-- EXERCISE TASK --
Extract the lines that hold the string "with".

-- RECORDS FOR THIS TASK --
━━━━━━━━━━━━━━━━━━━━━━━━━━━━━━
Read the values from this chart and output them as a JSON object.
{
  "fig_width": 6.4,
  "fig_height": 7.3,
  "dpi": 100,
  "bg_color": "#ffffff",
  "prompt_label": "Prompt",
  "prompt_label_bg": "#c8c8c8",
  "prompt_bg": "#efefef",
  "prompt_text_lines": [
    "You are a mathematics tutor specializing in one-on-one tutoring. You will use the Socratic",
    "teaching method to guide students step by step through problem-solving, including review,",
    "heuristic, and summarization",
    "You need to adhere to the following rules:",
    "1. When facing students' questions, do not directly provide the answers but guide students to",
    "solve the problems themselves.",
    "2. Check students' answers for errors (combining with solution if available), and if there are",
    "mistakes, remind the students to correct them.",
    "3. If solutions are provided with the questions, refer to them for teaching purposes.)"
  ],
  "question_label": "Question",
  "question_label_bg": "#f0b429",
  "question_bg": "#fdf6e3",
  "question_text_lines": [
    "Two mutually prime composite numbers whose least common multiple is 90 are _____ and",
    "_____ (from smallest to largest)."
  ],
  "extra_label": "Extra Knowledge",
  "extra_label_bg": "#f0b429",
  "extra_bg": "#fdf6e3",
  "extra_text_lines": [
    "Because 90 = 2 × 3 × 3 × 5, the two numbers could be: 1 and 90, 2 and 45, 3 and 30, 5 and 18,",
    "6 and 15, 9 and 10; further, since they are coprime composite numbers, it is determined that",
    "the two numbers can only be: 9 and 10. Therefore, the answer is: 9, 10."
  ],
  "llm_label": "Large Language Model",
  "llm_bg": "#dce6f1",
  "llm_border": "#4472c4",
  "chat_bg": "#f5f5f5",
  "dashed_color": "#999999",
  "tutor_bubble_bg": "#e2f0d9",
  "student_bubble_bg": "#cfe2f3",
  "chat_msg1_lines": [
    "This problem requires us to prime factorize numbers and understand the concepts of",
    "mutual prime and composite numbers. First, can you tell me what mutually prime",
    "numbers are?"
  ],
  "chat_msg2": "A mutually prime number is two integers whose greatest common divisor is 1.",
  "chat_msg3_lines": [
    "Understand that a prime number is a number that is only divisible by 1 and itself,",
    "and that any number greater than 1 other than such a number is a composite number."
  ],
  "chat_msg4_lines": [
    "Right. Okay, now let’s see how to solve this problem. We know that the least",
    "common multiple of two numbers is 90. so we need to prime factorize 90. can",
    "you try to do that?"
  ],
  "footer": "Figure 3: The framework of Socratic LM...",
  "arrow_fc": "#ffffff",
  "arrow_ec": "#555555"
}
━━━━━━━━━━━━━━━━━━━━━━━━━━━━━━
-- CORRECT RESPONSE --
    "2. Check students' answers for errors (combining with solution if available), and if there are",
    "3. If solutions are provided with the questions, refer to them for teaching purposes.)"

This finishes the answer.